• **What to produce**:
Filter the entries below, keeping only lines with the word "image".

START Information provided

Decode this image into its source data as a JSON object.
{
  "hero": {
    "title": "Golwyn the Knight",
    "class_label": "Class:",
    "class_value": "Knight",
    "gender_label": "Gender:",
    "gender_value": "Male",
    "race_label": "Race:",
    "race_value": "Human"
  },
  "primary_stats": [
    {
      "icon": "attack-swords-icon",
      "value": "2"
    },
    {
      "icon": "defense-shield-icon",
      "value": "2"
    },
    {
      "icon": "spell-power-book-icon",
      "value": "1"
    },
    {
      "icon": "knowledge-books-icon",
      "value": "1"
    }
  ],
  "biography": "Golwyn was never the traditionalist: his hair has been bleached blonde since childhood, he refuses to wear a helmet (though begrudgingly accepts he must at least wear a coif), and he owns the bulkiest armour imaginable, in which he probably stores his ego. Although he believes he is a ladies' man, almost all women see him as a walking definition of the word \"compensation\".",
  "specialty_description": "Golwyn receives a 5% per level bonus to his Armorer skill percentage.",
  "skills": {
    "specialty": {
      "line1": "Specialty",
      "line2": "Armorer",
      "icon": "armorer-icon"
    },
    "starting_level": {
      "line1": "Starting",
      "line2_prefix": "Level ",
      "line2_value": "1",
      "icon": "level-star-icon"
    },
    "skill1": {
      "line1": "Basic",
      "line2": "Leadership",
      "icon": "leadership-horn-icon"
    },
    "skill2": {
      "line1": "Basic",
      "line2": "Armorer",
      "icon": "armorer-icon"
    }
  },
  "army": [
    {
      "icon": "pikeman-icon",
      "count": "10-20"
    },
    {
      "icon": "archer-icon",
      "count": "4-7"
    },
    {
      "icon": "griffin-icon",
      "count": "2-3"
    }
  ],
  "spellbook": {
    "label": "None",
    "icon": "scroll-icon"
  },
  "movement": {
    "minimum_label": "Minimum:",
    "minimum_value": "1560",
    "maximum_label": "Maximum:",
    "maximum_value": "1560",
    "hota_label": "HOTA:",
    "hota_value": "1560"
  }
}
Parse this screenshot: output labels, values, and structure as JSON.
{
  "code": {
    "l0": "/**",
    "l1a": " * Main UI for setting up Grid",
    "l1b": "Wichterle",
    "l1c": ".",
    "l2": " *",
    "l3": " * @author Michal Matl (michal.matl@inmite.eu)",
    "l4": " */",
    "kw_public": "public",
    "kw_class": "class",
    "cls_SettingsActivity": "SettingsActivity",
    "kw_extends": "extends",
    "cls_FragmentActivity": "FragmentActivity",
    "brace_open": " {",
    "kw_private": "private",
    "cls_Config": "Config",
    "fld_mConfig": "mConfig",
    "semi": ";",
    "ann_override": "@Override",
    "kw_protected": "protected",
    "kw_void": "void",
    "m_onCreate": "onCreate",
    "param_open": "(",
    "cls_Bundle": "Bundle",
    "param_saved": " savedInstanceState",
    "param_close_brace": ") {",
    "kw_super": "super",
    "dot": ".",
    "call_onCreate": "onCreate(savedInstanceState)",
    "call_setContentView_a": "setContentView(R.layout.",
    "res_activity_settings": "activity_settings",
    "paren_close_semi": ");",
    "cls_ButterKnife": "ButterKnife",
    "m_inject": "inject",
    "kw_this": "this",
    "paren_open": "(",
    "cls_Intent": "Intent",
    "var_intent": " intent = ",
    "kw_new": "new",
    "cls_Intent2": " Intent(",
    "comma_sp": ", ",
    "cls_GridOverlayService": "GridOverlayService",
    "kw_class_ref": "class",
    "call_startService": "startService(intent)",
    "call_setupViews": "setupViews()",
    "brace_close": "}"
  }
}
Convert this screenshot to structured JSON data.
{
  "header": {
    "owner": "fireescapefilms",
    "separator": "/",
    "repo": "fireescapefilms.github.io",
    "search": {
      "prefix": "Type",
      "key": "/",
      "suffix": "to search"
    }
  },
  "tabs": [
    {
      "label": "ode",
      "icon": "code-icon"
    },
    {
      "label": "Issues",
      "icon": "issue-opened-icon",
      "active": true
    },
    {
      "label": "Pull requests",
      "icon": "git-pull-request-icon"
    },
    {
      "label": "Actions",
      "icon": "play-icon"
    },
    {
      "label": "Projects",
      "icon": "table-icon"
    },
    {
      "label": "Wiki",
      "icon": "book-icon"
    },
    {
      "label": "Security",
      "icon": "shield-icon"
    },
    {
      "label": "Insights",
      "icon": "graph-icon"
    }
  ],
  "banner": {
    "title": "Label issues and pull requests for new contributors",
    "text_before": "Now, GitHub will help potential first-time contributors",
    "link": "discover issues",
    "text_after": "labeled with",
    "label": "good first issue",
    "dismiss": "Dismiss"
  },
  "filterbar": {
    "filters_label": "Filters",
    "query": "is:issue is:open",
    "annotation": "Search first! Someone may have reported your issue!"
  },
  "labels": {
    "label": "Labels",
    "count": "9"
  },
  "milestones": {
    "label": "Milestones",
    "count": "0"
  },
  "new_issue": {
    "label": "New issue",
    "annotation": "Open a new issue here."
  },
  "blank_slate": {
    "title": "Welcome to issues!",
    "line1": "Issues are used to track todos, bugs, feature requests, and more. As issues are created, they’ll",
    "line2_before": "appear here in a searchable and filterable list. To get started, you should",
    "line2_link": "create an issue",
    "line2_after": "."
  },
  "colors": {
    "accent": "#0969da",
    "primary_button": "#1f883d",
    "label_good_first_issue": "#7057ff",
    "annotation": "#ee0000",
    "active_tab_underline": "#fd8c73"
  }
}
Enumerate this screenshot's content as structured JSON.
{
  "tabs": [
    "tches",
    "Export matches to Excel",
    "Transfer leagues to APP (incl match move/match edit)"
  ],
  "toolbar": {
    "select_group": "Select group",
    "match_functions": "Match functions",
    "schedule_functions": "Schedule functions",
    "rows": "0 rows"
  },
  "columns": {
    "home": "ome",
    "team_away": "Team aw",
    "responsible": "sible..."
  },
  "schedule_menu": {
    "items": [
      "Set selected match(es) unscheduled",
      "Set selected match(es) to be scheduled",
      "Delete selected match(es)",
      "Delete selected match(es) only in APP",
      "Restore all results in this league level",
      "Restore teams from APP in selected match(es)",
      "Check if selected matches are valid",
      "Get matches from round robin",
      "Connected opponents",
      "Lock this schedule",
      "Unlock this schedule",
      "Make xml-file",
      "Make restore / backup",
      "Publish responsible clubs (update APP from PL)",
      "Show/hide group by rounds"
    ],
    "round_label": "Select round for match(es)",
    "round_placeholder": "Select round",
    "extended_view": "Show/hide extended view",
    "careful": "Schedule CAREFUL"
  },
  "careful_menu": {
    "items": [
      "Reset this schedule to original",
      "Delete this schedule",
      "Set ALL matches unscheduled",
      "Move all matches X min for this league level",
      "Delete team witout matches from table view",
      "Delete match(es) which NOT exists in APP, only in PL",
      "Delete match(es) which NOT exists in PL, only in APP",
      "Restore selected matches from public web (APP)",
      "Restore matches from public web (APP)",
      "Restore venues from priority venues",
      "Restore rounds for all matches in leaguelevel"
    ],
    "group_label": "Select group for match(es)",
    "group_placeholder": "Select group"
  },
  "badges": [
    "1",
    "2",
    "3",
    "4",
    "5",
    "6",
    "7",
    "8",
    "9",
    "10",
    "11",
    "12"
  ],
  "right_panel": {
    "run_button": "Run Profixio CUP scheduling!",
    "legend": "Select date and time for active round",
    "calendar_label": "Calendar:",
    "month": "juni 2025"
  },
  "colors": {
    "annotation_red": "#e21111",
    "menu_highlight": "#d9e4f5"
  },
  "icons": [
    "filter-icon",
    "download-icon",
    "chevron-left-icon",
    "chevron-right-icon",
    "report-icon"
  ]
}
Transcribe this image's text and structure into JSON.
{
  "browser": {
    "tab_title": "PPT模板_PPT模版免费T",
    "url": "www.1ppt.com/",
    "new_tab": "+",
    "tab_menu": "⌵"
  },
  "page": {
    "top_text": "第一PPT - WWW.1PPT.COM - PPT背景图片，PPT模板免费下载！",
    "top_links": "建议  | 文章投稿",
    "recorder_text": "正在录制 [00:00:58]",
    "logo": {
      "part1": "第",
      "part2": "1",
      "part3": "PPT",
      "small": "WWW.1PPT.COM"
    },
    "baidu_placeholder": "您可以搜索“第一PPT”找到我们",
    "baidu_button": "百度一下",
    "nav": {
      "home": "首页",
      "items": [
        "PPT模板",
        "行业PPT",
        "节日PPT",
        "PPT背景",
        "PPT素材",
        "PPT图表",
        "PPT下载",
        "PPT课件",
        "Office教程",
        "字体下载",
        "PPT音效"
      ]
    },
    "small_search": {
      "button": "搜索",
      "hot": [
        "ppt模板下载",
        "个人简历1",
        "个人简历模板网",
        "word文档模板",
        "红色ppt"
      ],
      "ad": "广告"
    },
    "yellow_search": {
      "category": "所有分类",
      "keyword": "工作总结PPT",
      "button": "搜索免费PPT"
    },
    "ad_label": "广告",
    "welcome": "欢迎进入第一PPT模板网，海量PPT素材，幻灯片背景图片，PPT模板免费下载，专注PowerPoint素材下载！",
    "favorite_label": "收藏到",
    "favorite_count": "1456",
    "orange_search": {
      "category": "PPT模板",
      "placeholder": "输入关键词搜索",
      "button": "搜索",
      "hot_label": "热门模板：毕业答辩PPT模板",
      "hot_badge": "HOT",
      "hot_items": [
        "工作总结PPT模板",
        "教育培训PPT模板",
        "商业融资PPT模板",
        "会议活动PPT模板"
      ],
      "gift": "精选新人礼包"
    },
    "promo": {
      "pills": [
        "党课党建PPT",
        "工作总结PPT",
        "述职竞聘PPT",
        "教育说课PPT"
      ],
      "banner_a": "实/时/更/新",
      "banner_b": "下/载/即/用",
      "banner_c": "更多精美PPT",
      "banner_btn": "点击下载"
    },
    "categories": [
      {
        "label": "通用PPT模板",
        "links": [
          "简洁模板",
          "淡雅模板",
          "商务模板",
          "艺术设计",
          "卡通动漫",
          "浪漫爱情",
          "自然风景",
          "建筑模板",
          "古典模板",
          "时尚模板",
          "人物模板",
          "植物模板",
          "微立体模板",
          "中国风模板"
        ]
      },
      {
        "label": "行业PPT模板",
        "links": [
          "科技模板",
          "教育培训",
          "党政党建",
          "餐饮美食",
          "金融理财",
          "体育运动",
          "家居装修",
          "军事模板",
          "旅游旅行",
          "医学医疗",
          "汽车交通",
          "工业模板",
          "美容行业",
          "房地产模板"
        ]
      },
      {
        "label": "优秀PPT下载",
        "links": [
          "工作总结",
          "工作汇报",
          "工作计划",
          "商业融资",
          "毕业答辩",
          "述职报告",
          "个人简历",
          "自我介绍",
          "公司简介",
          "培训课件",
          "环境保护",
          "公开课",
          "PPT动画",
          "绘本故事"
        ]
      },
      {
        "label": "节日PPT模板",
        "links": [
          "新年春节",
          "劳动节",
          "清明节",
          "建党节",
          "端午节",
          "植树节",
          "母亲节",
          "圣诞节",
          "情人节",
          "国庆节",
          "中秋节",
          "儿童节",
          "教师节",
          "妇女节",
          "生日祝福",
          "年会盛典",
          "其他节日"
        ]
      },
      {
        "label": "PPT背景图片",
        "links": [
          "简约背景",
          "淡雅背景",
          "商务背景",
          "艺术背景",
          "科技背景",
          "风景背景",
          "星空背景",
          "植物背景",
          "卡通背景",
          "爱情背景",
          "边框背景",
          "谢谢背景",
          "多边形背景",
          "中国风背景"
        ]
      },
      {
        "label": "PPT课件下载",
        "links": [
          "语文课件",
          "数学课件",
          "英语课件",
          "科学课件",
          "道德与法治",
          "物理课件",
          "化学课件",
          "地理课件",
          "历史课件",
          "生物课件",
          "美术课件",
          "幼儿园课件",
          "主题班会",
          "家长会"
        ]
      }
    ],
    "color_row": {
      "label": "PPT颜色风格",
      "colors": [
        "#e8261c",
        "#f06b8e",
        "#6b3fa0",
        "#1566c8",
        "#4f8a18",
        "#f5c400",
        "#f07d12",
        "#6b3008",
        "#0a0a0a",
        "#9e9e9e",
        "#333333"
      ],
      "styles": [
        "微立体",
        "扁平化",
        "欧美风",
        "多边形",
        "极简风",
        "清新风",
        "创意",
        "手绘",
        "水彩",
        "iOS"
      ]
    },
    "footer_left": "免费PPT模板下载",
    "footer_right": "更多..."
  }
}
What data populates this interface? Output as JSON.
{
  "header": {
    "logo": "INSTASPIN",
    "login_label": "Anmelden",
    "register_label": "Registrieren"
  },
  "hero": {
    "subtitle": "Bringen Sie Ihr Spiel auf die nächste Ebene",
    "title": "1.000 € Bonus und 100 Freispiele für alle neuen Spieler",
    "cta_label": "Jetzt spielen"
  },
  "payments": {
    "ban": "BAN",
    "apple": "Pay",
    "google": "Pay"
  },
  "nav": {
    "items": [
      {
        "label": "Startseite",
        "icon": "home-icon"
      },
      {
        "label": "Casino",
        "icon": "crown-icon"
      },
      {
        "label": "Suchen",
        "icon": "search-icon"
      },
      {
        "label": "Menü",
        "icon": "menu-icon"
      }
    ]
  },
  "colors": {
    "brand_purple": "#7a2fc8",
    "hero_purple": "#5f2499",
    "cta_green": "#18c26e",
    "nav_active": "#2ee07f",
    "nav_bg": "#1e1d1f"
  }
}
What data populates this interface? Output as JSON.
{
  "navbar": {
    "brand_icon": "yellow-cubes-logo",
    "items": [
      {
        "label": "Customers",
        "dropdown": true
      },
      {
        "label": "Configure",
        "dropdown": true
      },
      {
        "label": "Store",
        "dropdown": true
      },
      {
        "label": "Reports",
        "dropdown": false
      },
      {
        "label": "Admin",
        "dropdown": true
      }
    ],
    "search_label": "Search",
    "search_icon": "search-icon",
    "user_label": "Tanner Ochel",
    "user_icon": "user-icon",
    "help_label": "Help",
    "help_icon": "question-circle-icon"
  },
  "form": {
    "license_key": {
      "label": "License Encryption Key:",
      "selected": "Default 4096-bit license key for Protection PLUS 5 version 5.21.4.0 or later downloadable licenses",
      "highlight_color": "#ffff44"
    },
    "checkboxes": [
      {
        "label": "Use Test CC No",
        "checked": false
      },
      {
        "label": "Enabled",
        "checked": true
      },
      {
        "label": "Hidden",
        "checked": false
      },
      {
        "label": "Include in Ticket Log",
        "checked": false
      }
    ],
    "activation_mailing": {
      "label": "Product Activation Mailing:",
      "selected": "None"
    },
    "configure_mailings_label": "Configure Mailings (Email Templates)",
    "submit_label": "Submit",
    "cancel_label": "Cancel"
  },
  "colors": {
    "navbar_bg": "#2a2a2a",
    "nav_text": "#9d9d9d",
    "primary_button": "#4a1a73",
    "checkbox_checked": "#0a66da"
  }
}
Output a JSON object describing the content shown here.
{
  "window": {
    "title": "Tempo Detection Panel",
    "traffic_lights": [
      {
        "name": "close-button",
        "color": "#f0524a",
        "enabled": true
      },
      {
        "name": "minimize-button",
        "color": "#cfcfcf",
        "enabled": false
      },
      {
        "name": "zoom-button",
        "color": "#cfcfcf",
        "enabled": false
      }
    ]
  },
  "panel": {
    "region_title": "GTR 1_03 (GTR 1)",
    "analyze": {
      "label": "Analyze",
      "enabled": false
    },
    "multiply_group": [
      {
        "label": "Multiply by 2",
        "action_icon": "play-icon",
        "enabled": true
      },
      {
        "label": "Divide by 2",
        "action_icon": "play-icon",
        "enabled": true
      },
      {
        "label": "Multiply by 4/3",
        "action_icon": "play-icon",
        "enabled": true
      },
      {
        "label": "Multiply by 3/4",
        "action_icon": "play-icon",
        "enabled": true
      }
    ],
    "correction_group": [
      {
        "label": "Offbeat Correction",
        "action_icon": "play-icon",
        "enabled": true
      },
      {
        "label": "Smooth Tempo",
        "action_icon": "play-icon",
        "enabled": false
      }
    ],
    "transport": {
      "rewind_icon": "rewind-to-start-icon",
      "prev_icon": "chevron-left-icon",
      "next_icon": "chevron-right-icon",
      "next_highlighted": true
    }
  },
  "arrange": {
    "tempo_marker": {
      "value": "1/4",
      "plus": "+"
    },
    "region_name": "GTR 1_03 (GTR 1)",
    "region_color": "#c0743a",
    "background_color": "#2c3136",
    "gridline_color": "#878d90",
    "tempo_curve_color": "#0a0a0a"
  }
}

END Information provided

• **Answer in full**:
Decode this image into its source data as a JSON object.
Transcribe this image's text and structure into JSON.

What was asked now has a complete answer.